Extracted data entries
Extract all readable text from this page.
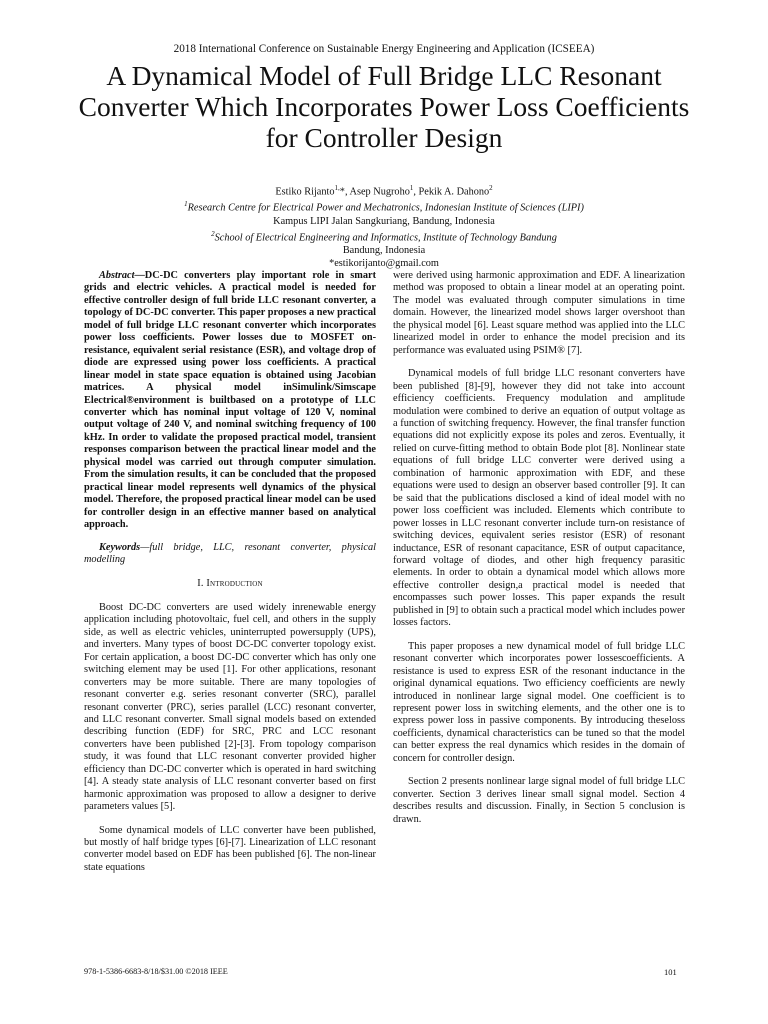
2018 International Conference on Sustainable Energy Engineering and Application (ICSEEA)
A Dynamical Model of Full Bridge LLC Resonant Converter Which Incorporates Power Loss Coefficients for Controller Design
Estiko Rijanto$^{1,}$*, Asep Nugroho$^1$, Pekik A. Dahono$^2$
$^1$Research Centre for Electrical Power and Mechatronics, Indonesian Institute of Sciences (LIPI)
Kampus LIPI Jalan Sangkuriang, Bandung, Indonesia
$^2$School of Electrical Engineering and Informatics, Institute of Technology Bandung
Bandung, Indonesia
*estikorijanto@gmail.com

Abstract—DC-DC converters play important role in smart grids and electric vehicles. A practical model is needed for effective controller design of full bride LLC resonant converter, a topology of DC-DC converter. This paper proposes a new practical model of full bridge LLC resonant converter which incorporates power loss coefficients. Power losses due to MOSFET on-resistance, equivalent serial resistance (ESR), and voltage drop of diode are expressed using power loss coefficients. A practical linear model in state space equation is obtained using Jacobian matrices. A physical model inSimulink/Simscape Electrical®environment is builtbased on a prototype of LLC converter which has nominal input voltage of 120 V, nominal output voltage of 240 V, and nominal switching frequency of 100 kHz. In order to validate the proposed practical model, transient responses comparison between the practical linear model and the physical model was carried out through computer simulation. From the simulation results, it can be concluded that the proposed practical linear model represents well dynamics of the physical model. Therefore, the proposed practical linear model can be used for controller design in an effective manner based on analytical approach.

Keywords—full bridge, LLC, resonant converter, physical modelling

I. Introduction

Boost DC-DC converters are used widely inrenewable energy application including photovoltaic, fuel cell, and others in the supply side, as well as electric vehicles, uninterrupted powersupply (UPS), and inverters. Many types of boost DC-DC converter topology exist. For certain application, a boost DC-DC converter which has only one switching element may be used [1]. For other applications, resonant converters may be more suitable. There are many topologies of resonant converter e.g. series resonant converter (SRC), parallel resonant converter (PRC), series parallel (LCC) resonant converter, and LLC resonant converter. Small signal models based on extended describing function (EDF) for SRC, PRC and LCC resonant converters have been published [2]-[3]. From topology comparison study, it was found that LLC resonant converter provided higher efficiency than DC-DC converter which is operated in hard switching [4]. A steady state analysis of LLC resonant converter based on first harmonic approximation was proposed to allow a designer to derive parameters values [5].

Some dynamical models of LLC converter have been published, but mostly of half bridge types [6]-[7]. Linearization of LLC resonant converter model based on EDF has been published [6]. The non-linear state equations

were derived using harmonic approximation and EDF. A linearization method was proposed to obtain a linear model at an operating point. The model was evaluated through computer simulations in time domain. However, the linearized model shows larger overshoot than the physical model [6]. Least square method was applied into the LLC linearized model in order to enhance the model precision and its performance was evaluated using PSIM® [7].

Dynamical models of full bridge LLC resonant converters have been published [8]-[9], however they did not take into account efficiency coefficients. Frequency modulation and amplitude modulation were combined to derive an equation of output voltage as a function of switching frequency. However, the final transfer function equations did not explicitly expose its poles and zeros. Eventually, it relied on curve-fitting method to obtain Bode plot [8]. Nonlinear state equations of full bridge LLC converter were derived using a combination of harmonic approximation with EDF, and these equations were used to design an observer based controller [9]. It can be said that the publications disclosed a kind of ideal model with no power loss coefficient was included. Elements which contribute to power losses in LLC resonant converter include turn-on resistance of switching devices, equivalent series resistor (ESR) of resonant inductance, ESR of resonant capacitance, ESR of output capacitance, forward voltage of diodes, and other high frequency parasitic elements. In order to obtain a dynamical model which allows more effective controller design,a practical model is needed that encompasses such power losses. This paper expands the result published in [9] to obtain such a practical model which includes power losses factors.

This paper proposes a new dynamical model of full bridge LLC resonant converter which incorporates power lossescoefficients. A resistance is used to express ESR of the resonant inductance in the original dynamical equations. Two efficiency coefficients are newly introduced in nonlinear large signal model. One coefficient is to represent power loss in switching elements, and the other one is to express power loss in passive components. By introducing theseloss coefficients, dynamical characteristics can be tuned so that the model can better express the real dynamics which resides in the domain of concern for controller design.

Section 2 presents nonlinear large signal model of full bridge LLC converter. Section 3 derives linear small signal model. Section 4 describes results and discussion. Finally, in Section 5 conclusion is drawn.

978-1-5386-6683-8/18/$31.00 ©2018 IEEE	101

§ **WORK REQUIRED**: Using the records above, output their complete text exactly, minus any images.

§ **SOLUTION**:
Extract all readable text from this page.
2018 International Conference on Sustainable Energy Engineering and Application (ICSEEA)
A Dynamical Model of Full Bridge LLC Resonant Converter Which Incorporates Power Loss Coefficients for Controller Design
Estiko Rijanto$^{1,}$*, Asep Nugroho$^1$, Pekik A. Dahono$^2$
$^1$Research Centre for Electrical Power and Mechatronics, Indonesian Institute of Sciences (LIPI)
Kampus LIPI Jalan Sangkuriang, Bandung, Indonesia
$^2$School of Electrical Engineering and Informatics, Institute of Technology Bandung
Bandung, Indonesia
*estikorijanto@gmail.com

Abstract—DC-DC converters play important role in smart grids and electric vehicles. A practical model is needed for effective controller design of full bride LLC resonant converter, a topology of DC-DC converter. This paper proposes a new practical model of full bridge LLC resonant converter which incorporates power loss coefficients. Power losses due to MOSFET on-resistance, equivalent serial resistance (ESR), and voltage drop of diode are expressed using power loss coefficients. A practical linear model in state space equation is obtained using Jacobian matrices. A physical model inSimulink/Simscape Electrical®environment is builtbased on a prototype of LLC converter which has nominal input voltage of 120 V, nominal output voltage of 240 V, and nominal switching frequency of 100 kHz. In order to validate the proposed practical model, transient responses comparison between the practical linear model and the physical model was carried out through computer simulation. From the simulation results, it can be concluded that the proposed practical linear model represents well dynamics of the physical model. Therefore, the proposed practical linear model can be used for controller design in an effective manner based on analytical approach.

Keywords—full bridge, LLC, resonant converter, physical modelling

I. Introduction

Boost DC-DC converters are used widely inrenewable energy application including photovoltaic, fuel cell, and others in the supply side, as well as electric vehicles, uninterrupted powersupply (UPS), and inverters. Many types of boost DC-DC converter topology exist. For certain application, a boost DC-DC converter which has only one switching element may be used [1]. For other applications, resonant converters may be more suitable. There are many topologies of resonant converter e.g. series resonant converter (SRC), parallel resonant converter (PRC), series parallel (LCC) resonant converter, and LLC resonant converter. Small signal models based on extended describing function (EDF) for SRC, PRC and LCC resonant converters have been published [2]-[3]. From topology comparison study, it was found that LLC resonant converter provided higher efficiency than DC-DC converter which is operated in hard switching [4]. A steady state analysis of LLC resonant converter based on first harmonic approximation was proposed to allow a designer to derive parameters values [5].

Some dynamical models of LLC converter have been published, but mostly of half bridge types [6]-[7]. Linearization of LLC resonant converter model based on EDF has been published [6]. The non-linear state equations

were derived using harmonic approximation and EDF. A linearization method was proposed to obtain a linear model at an operating point. The model was evaluated through computer simulations in time domain. However, the linearized model shows larger overshoot than the physical model [6]. Least square method was applied into the LLC linearized model in order to enhance the model precision and its performance was evaluated using PSIM® [7].

Dynamical models of full bridge LLC resonant converters have been published [8]-[9], however they did not take into account efficiency coefficients. Frequency modulation and amplitude modulation were combined to derive an equation of output voltage as a function of switching frequency. However, the final transfer function equations did not explicitly expose its poles and zeros. Eventually, it relied on curve-fitting method to obtain Bode plot [8]. Nonlinear state equations of full bridge LLC converter were derived using a combination of harmonic approximation with EDF, and these equations were used to design an observer based controller [9]. It can be said that the publications disclosed a kind of ideal model with no power loss coefficient was included. Elements which contribute to power losses in LLC resonant converter include turn-on resistance of switching devices, equivalent series resistor (ESR) of resonant inductance, ESR of resonant capacitance, ESR of output capacitance, forward voltage of diodes, and other high frequency parasitic elements. In order to obtain a dynamical model which allows more effective controller design,a practical model is needed that encompasses such power losses. This paper expands the result published in [9] to obtain such a practical model which includes power losses factors.

This paper proposes a new dynamical model of full bridge LLC resonant converter which incorporates power lossescoefficients. A resistance is used to express ESR of the resonant inductance in the original dynamical equations. Two efficiency coefficients are newly introduced in nonlinear large signal model. One coefficient is to represent power loss in switching elements, and the other one is to express power loss in passive components. By introducing theseloss coefficients, dynamical characteristics can be tuned so that the model can better express the real dynamics which resides in the domain of concern for controller design.

Section 2 presents nonlinear large signal model of full bridge LLC converter. Section 3 derives linear small signal model. Section 4 describes results and discussion. Finally, in Section 5 conclusion is drawn.

978-1-5386-6683-8/18/$31.00 ©2018 IEEE	101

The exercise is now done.